▸ Extract

══════════

0:44 // When do you use linear approximation?
1:28 // Estimating square roots using linear approximation
5:23 // Estimating trig functions using linear approximation
6:37 // How to find the error in a linear approximation
7:48 // Summary

Linear approximation, or linearization, is a method we can use to approximate the value of a function at a particular point. The reason liner approximation is useful is because it can be difficult to find the value of a function at a particular point.

Square roots are a great example of this. We know the value of sqrt(9); it’s 3. That’s easy to figure out. But we don’t know the value of sqrt(9.2). We can guess that it’s a little bit more than 3, since we know that sqrt(9) is 3, and 9.2 is a little bit more than 9, but other than that, we don’t know how to find a better estimate of sqrt(9.2). That’s where linear approximation comes in to help us.

Since we’re dealing with square roots, if we imagine the graph of the function sqrt(x), we know one point on that function is (9,3). If we find the tangent line to the function sqrt(x) through the point (9,3), then we can see that, since the tangent line is really close to the graph of the function around the area of (9,3), that the value of the function and the value of the tangent line will be pretty close to each other at x=9.2.

══════════

▸ Extracted material
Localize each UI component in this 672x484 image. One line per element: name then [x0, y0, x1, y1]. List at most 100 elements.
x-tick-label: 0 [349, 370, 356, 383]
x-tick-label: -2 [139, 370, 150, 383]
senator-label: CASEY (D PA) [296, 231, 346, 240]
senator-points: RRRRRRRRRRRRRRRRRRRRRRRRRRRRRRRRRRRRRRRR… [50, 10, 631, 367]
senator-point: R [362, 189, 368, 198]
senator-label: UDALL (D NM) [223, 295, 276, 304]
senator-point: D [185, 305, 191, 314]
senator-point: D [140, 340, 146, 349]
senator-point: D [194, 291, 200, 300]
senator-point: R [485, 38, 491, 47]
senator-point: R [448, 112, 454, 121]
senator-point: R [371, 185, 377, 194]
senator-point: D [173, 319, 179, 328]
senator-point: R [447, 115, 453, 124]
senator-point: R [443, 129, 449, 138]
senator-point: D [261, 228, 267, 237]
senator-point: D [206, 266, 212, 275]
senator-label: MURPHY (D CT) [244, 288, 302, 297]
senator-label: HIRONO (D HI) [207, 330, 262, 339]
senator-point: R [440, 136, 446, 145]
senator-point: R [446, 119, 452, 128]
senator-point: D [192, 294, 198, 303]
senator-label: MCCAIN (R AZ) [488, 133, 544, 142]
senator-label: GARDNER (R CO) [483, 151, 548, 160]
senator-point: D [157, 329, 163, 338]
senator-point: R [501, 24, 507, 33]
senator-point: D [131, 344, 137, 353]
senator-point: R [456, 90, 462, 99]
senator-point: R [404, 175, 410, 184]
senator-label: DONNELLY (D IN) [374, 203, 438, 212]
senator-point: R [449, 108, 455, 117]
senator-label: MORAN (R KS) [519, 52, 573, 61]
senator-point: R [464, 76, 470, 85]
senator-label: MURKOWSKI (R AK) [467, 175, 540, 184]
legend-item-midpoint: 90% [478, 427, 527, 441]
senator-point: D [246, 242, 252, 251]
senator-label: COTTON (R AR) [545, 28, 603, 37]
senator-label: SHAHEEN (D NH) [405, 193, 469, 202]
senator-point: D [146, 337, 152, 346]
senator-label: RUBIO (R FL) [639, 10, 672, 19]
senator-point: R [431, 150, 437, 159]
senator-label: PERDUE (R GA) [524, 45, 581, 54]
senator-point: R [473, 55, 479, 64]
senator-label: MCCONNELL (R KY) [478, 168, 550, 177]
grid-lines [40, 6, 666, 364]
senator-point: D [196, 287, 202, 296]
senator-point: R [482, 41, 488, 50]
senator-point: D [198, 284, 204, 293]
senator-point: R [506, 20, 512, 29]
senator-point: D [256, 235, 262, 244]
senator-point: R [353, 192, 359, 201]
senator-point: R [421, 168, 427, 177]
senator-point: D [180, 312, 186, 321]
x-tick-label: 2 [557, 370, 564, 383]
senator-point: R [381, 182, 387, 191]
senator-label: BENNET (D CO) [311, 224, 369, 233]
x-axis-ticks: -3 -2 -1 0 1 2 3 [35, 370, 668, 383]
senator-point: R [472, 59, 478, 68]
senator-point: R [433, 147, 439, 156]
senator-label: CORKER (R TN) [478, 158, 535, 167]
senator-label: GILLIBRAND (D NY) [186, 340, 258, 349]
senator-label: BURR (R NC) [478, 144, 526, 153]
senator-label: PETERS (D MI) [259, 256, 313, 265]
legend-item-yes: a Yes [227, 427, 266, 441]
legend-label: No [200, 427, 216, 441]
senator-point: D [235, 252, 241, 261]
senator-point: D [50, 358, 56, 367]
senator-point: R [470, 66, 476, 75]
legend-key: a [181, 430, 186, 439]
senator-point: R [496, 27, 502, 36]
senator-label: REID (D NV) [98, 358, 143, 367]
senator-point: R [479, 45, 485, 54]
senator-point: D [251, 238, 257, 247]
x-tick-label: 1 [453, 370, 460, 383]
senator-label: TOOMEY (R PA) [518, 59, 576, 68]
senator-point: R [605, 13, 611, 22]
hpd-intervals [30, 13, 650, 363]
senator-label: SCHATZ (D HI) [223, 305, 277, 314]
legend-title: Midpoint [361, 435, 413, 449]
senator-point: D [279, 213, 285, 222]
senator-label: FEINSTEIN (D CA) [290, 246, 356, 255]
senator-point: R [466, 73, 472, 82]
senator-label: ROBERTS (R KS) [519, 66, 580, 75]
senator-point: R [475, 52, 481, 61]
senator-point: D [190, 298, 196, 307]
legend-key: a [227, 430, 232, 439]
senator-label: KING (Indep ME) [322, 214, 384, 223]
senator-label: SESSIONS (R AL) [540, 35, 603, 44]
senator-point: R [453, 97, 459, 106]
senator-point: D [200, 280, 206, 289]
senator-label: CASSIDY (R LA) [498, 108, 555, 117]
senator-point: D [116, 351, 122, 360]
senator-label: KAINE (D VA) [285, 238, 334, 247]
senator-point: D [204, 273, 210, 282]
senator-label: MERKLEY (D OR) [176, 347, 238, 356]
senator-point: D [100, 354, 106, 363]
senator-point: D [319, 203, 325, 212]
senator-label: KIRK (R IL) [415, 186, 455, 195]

══════════

▸ Objectives
a. Summarize the linear approximation text in two sentences.
b. List every section title in the timestamped outline at the top of the linear approximation text, in order.

▸ Complete answers
a. Linear approximation, or linearization, is a method for approximating the value of a function at a particular point, which is useful because that value can be difficult to find. For example, sqrt(9) is known to be 3 but sqrt(9.2) is not, so one finds the tangent line to sqrt(x) through the point (9,3), whose value at x=9.2 will be pretty close to the function's value there.

b.
- When do you use linear approximation?
- Estimating square roots using linear approximation
- Estimating trig functions using linear approximation
- How to find the error in a linear approximation
- Summary